* Start Available data *

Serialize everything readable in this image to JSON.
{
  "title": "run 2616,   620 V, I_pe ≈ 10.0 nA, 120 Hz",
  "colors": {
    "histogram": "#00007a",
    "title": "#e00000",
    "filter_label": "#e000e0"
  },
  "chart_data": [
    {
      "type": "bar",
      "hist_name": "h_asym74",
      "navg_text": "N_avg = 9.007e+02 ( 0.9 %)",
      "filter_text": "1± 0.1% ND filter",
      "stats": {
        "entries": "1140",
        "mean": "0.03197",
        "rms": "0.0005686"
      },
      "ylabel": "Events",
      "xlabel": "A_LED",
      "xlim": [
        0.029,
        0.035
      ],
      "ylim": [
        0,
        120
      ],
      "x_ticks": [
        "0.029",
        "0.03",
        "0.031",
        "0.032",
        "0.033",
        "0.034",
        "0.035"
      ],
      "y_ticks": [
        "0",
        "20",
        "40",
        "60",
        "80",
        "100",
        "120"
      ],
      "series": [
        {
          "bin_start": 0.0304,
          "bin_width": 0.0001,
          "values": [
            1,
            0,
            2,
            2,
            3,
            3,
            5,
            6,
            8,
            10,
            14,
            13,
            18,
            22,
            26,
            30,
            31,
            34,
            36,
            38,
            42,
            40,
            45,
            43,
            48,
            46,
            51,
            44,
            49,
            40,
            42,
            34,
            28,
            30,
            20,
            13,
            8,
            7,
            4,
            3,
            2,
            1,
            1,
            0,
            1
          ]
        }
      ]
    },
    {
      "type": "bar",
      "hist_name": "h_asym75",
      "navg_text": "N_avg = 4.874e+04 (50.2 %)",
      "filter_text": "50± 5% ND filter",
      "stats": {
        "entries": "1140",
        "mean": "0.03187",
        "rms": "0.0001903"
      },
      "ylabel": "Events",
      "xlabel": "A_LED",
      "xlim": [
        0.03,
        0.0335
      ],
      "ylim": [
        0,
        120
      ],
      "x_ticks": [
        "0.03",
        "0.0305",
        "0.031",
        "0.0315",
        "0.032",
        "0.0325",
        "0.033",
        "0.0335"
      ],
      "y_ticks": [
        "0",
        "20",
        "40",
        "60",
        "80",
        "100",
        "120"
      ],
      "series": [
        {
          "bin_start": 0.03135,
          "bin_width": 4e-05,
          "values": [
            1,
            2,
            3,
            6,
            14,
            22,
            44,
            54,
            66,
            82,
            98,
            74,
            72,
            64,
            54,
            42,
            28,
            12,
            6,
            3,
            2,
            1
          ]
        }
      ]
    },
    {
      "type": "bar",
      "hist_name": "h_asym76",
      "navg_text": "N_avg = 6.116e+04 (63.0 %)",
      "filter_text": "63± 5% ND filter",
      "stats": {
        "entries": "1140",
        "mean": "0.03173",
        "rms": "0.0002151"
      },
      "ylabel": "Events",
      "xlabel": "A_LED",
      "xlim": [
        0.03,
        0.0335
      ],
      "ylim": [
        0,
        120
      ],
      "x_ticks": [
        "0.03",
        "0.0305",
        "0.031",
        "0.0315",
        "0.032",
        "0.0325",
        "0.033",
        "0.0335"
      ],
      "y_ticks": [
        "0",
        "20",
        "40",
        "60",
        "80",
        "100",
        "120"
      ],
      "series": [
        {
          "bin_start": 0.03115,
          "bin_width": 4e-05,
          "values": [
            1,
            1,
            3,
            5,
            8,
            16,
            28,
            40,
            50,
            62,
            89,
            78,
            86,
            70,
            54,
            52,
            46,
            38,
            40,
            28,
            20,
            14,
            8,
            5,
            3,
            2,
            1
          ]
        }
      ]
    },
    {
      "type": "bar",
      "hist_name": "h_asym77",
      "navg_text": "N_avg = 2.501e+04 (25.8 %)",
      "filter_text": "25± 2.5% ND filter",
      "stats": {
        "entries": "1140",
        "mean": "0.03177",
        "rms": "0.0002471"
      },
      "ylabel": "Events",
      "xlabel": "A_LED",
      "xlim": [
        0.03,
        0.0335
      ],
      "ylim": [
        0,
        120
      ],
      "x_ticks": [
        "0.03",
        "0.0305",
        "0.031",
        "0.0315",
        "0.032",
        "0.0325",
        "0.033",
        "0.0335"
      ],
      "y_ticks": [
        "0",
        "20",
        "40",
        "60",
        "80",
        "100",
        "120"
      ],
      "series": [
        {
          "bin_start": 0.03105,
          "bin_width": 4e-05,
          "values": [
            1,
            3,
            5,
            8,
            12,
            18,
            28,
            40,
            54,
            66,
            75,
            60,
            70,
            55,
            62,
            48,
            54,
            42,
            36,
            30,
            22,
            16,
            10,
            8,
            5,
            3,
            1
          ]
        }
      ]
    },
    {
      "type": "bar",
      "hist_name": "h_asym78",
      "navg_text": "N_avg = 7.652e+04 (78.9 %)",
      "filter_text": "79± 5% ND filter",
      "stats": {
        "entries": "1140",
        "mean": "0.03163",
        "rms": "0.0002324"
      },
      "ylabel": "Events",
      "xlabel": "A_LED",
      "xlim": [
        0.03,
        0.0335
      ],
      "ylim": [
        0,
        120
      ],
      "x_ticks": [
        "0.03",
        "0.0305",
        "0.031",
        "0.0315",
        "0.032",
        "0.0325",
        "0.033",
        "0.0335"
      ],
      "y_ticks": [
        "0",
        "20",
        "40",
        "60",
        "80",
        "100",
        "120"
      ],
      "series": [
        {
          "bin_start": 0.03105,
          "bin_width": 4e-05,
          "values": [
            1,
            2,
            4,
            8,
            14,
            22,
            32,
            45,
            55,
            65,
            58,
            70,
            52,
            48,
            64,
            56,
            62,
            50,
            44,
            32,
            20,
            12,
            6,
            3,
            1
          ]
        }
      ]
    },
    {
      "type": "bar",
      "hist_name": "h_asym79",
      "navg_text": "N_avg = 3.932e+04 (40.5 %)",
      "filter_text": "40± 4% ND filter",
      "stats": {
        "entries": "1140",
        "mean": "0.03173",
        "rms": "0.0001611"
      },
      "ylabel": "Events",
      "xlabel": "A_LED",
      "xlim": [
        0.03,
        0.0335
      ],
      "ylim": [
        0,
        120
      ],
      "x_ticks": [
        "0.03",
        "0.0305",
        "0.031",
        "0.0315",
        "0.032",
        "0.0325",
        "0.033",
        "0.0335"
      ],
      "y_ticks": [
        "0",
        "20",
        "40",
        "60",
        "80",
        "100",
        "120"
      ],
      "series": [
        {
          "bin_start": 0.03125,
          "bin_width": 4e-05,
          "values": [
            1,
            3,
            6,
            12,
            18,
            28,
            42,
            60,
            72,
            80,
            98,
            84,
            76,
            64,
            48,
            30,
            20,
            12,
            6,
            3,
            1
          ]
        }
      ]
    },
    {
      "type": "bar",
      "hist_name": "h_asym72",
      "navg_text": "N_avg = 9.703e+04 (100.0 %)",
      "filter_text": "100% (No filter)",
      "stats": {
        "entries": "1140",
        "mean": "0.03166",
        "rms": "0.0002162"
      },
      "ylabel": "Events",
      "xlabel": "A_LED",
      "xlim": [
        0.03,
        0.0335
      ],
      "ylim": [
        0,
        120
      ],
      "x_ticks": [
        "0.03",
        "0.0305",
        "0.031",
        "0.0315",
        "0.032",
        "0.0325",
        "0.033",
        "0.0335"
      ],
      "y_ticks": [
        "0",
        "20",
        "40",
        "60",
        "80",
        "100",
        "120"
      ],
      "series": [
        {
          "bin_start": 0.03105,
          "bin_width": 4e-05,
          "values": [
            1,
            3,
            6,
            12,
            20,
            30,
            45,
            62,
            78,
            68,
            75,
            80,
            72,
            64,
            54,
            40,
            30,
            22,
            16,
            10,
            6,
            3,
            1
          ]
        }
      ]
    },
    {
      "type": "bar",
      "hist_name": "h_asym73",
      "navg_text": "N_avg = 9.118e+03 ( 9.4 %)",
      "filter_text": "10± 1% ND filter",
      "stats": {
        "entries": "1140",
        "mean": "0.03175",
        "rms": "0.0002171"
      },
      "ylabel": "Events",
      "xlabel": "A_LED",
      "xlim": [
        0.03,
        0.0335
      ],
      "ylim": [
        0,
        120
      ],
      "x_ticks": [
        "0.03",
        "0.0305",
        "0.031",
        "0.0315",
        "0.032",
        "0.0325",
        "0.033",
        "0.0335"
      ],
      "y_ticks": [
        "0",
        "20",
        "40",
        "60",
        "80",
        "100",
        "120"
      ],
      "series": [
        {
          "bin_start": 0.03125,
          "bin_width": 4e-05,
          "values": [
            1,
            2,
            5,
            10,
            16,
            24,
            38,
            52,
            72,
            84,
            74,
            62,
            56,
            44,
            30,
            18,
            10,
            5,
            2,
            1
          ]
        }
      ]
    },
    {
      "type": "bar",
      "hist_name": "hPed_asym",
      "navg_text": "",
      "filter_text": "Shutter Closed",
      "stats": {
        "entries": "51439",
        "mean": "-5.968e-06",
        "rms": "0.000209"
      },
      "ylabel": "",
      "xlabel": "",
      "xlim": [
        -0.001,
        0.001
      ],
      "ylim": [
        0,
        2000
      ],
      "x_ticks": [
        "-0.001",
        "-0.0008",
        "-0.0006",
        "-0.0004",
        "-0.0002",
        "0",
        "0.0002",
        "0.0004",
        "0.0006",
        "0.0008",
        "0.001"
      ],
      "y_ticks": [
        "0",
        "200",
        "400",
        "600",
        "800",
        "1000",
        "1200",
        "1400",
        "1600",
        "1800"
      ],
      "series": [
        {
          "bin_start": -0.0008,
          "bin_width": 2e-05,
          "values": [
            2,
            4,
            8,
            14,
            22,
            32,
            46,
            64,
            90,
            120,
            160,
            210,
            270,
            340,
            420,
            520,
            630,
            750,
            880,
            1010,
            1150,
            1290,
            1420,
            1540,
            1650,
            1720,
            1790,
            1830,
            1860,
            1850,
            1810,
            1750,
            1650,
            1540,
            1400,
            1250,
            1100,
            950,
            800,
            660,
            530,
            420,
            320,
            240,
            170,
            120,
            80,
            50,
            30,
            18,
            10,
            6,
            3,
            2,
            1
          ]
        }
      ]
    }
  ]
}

* End Available data *

» Task goal
Return, from the data, each line that has the word "mean" in it.

» Exercise output
        "mean": "0.03197",
        "mean": "0.03187",
        "mean": "0.03173",
        "mean": "0.03177",
        "mean": "0.03163",
        "mean": "0.03173",
        "mean": "0.03166",
        "mean": "0.03175",
        "mean": "-5.968e-06",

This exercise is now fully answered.